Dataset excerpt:

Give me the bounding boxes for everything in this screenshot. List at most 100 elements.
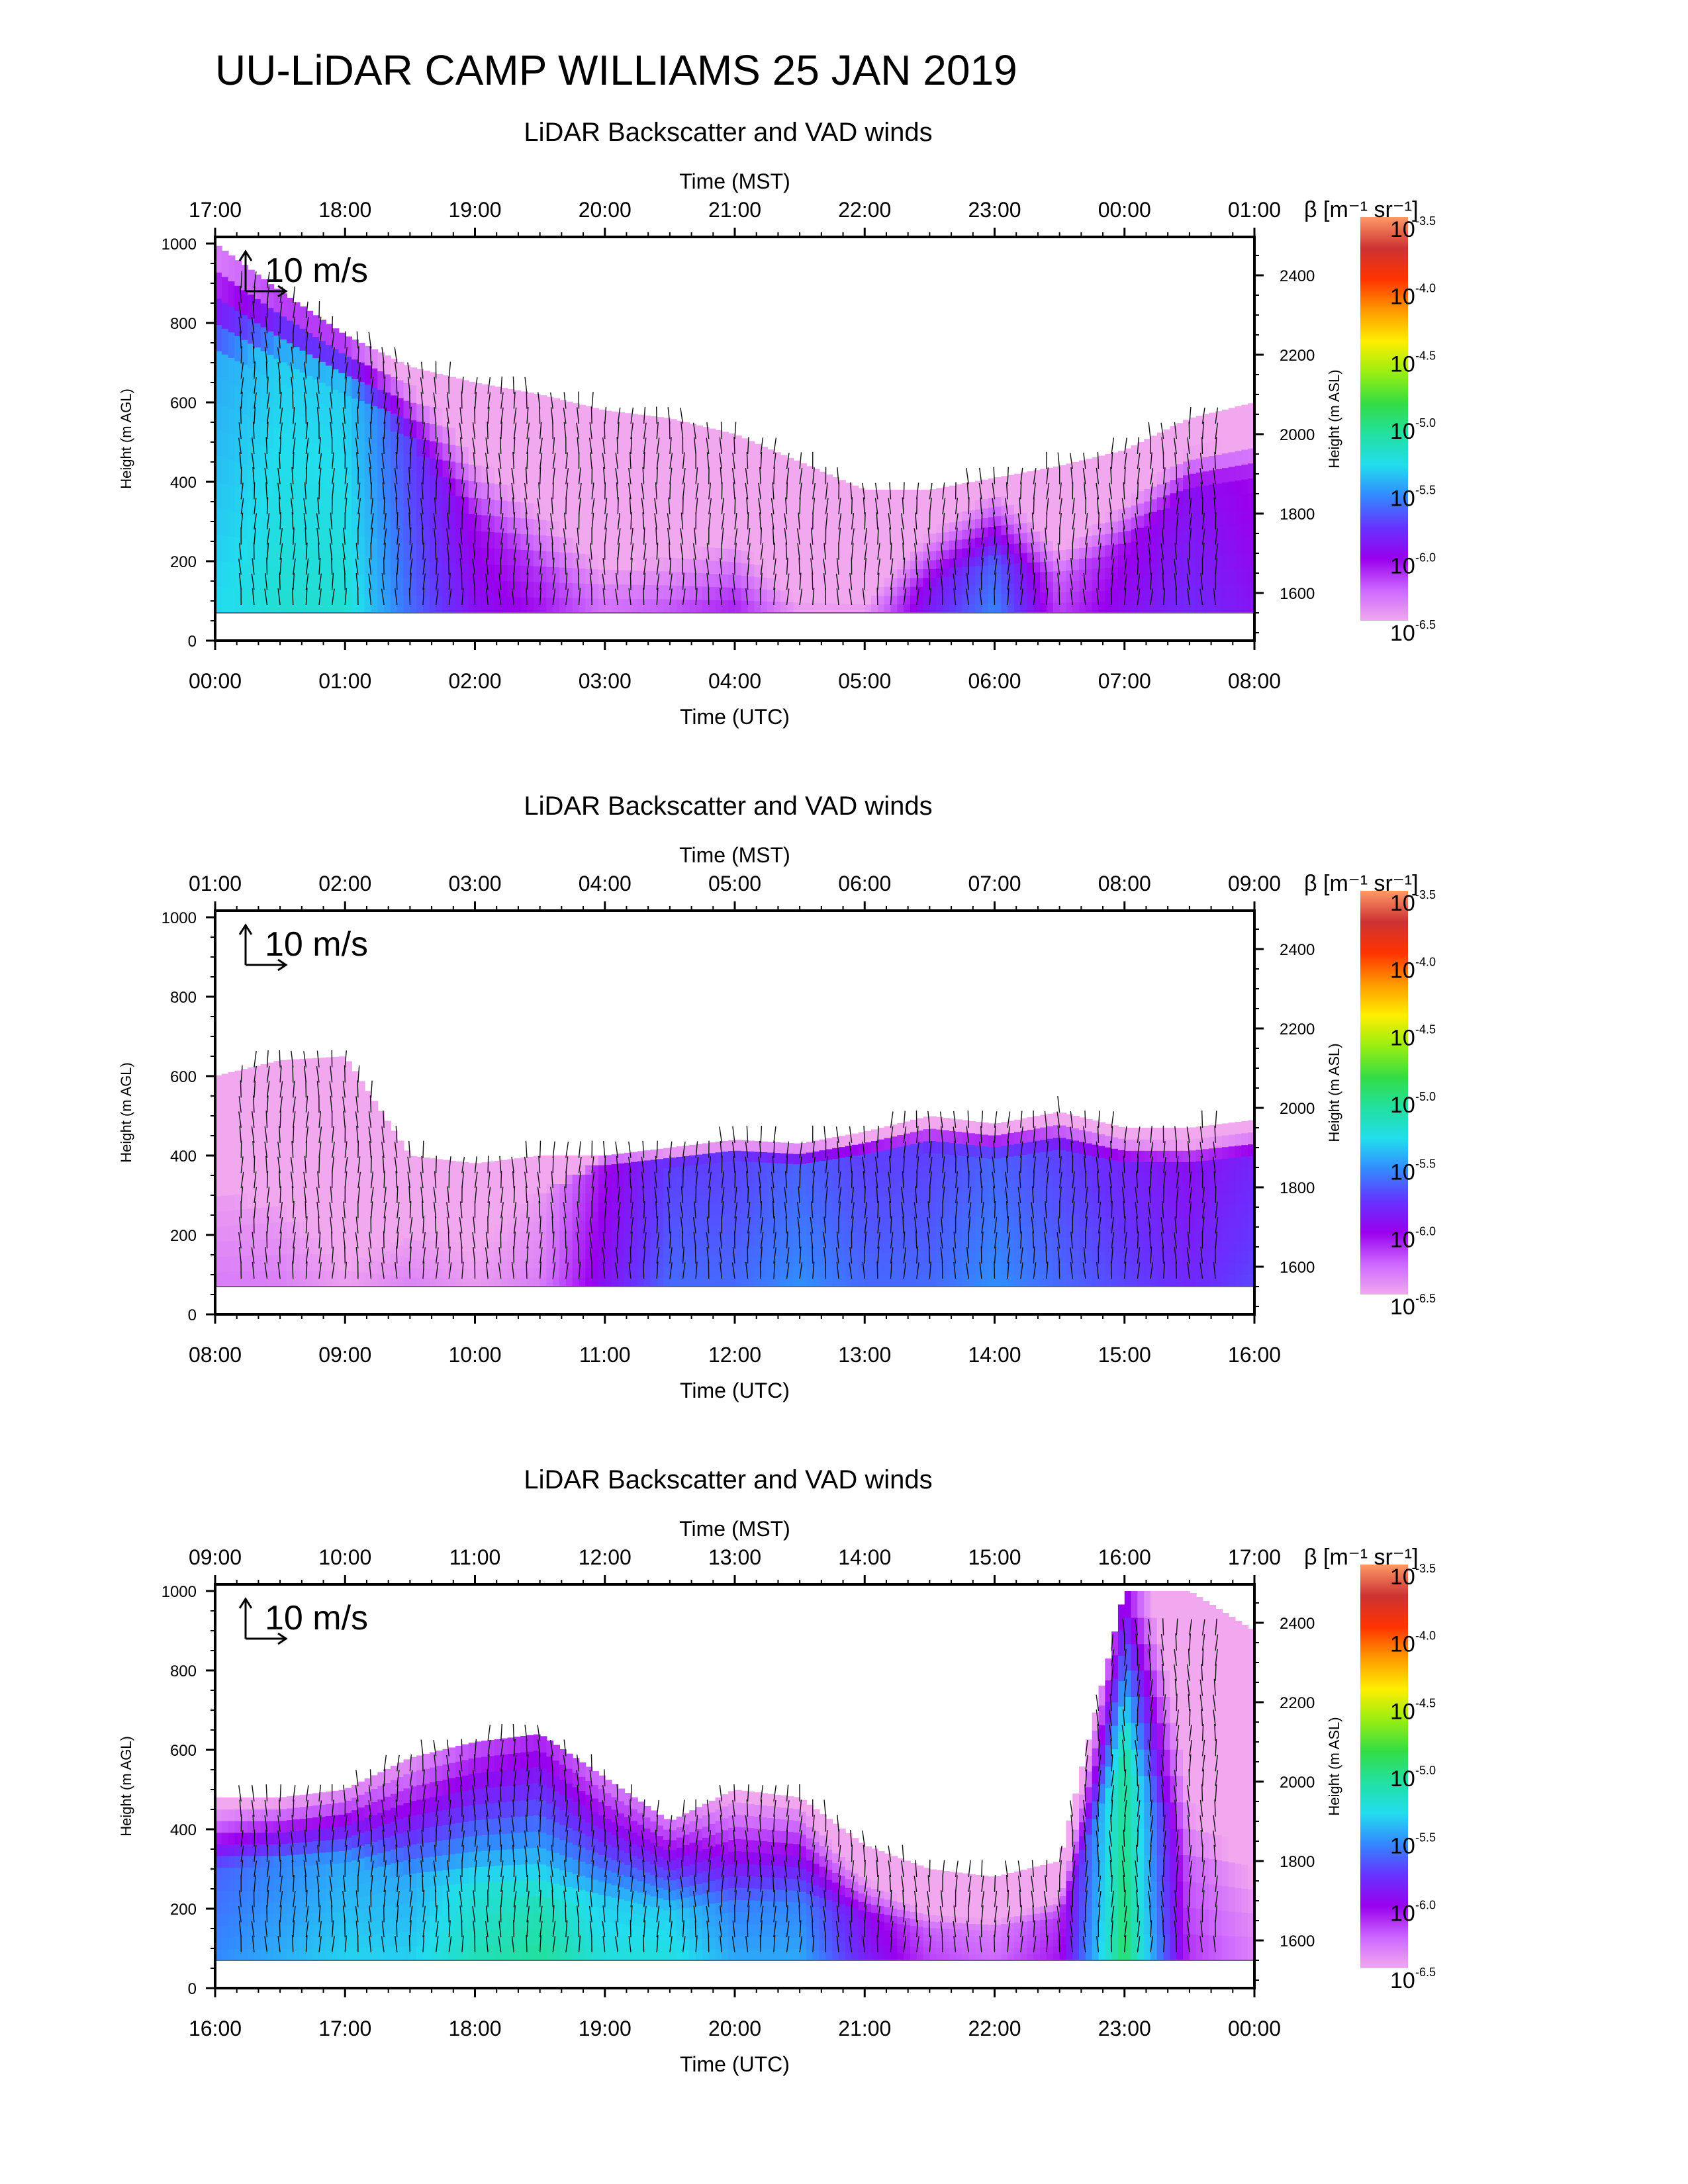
backscatter-cell xyxy=(773,1235,781,1246)
backscatter-cell xyxy=(332,1155,340,1173)
backscatter-cell xyxy=(364,384,372,404)
backscatter-cell xyxy=(1027,531,1035,543)
wind-arrow xyxy=(500,543,503,560)
backscatter-cell xyxy=(1176,599,1184,614)
backscatter-cell xyxy=(1189,501,1197,516)
backscatter-cell xyxy=(897,1193,905,1205)
backscatter-cell xyxy=(1248,433,1254,449)
wind-arrow xyxy=(641,498,645,515)
backscatter-cell xyxy=(819,1255,827,1266)
backscatter-cell xyxy=(364,498,372,518)
wind-arrow xyxy=(1085,528,1089,545)
wind-arrow xyxy=(500,422,502,439)
backscatter-cell xyxy=(598,1258,606,1269)
top-tick-label: 01:00 xyxy=(1228,198,1281,222)
backscatter-cell xyxy=(708,428,716,443)
backscatter-cell xyxy=(436,527,444,545)
wind-arrow xyxy=(513,422,517,439)
backscatter-cell xyxy=(461,546,469,564)
backscatter-cell xyxy=(234,1085,242,1102)
backscatter-cell xyxy=(449,1160,457,1170)
backscatter-cell xyxy=(981,489,989,500)
backscatter-cell xyxy=(1221,467,1229,483)
backscatter-cell xyxy=(533,581,541,598)
backscatter-cell xyxy=(767,1162,774,1173)
backscatter-cell xyxy=(390,1220,398,1232)
backscatter-cell xyxy=(449,1232,457,1242)
wind-arrow xyxy=(927,527,931,545)
backscatter-cell xyxy=(377,1249,385,1262)
backscatter-cell xyxy=(682,599,690,614)
backscatter-cell xyxy=(929,1274,937,1287)
backscatter-cell xyxy=(357,1081,365,1097)
backscatter-cell xyxy=(800,1276,807,1287)
backscatter-cell xyxy=(397,1171,404,1183)
backscatter-cell xyxy=(592,1202,599,1212)
backscatter-cell xyxy=(689,1165,697,1176)
wind-arrow xyxy=(1096,588,1100,606)
backscatter-cell xyxy=(806,1162,814,1173)
backscatter-cell xyxy=(1111,567,1119,579)
backscatter-cell xyxy=(1228,466,1236,482)
backscatter-cell xyxy=(663,1158,671,1169)
backscatter-cell xyxy=(579,538,586,554)
backscatter-cell xyxy=(773,452,781,465)
backscatter-cell xyxy=(884,533,892,543)
backscatter-cell xyxy=(916,1118,924,1131)
backscatter-cell xyxy=(851,1166,859,1178)
backscatter-cell xyxy=(1209,484,1217,499)
backscatter-cell xyxy=(819,1160,827,1171)
backscatter-cell xyxy=(858,1143,866,1155)
backscatter-cell xyxy=(832,574,839,584)
wind-arrow xyxy=(1148,543,1151,560)
backscatter-cell xyxy=(624,484,632,500)
wind-arrow xyxy=(397,407,400,424)
backscatter-cell xyxy=(845,529,853,539)
backscatter-cell xyxy=(423,422,430,441)
wind-arrow xyxy=(940,573,943,590)
backscatter-cell xyxy=(761,1214,769,1225)
wind-arrow xyxy=(369,422,372,439)
wind-arrow xyxy=(240,362,244,379)
backscatter-cell xyxy=(579,553,586,569)
backscatter-cell xyxy=(994,574,1002,584)
backscatter-cell xyxy=(728,1181,735,1193)
backscatter-cell xyxy=(851,1253,859,1265)
wind-arrow xyxy=(786,573,790,590)
backscatter-cell xyxy=(643,486,651,501)
backscatter-cell xyxy=(592,1174,599,1185)
backscatter-cell xyxy=(825,514,833,525)
backscatter-cell xyxy=(631,527,638,543)
backscatter-cell xyxy=(877,1195,885,1208)
backscatter-cell xyxy=(845,520,853,530)
backscatter-cell xyxy=(663,570,671,586)
backscatter-cell xyxy=(1085,469,1093,482)
backscatter-cell xyxy=(514,1204,522,1214)
wind-arrow xyxy=(591,482,594,500)
backscatter-cell xyxy=(442,443,450,461)
backscatter-cell xyxy=(1098,534,1106,546)
backscatter-cell xyxy=(436,1195,444,1205)
backscatter-cell xyxy=(968,557,976,567)
backscatter-cell xyxy=(475,1181,483,1190)
backscatter-cell xyxy=(579,1221,586,1231)
backscatter-cell xyxy=(1189,529,1197,544)
backscatter-cell xyxy=(267,542,275,567)
backscatter-cell xyxy=(916,507,924,517)
backscatter-cell xyxy=(715,1162,723,1173)
wind-arrow xyxy=(1124,558,1127,575)
backscatter-cell xyxy=(637,428,645,443)
backscatter-cell xyxy=(735,435,742,449)
wind-arrow xyxy=(706,422,710,439)
wind-arrow xyxy=(318,316,322,334)
backscatter-cell xyxy=(260,1239,268,1255)
backscatter-cell xyxy=(650,458,658,473)
backscatter-cell xyxy=(514,422,522,439)
wind-arrow xyxy=(1096,467,1100,484)
backscatter-cell xyxy=(565,507,573,523)
backscatter-cell xyxy=(773,590,781,602)
backscatter-cell xyxy=(572,1211,580,1222)
backscatter-cell xyxy=(663,598,671,614)
wind-arrow xyxy=(630,422,633,439)
backscatter-cell xyxy=(845,1156,853,1168)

• [Written request]
How many lines of the listing contain the word "boxes"? Give only the number.

• [Finished exercise]
1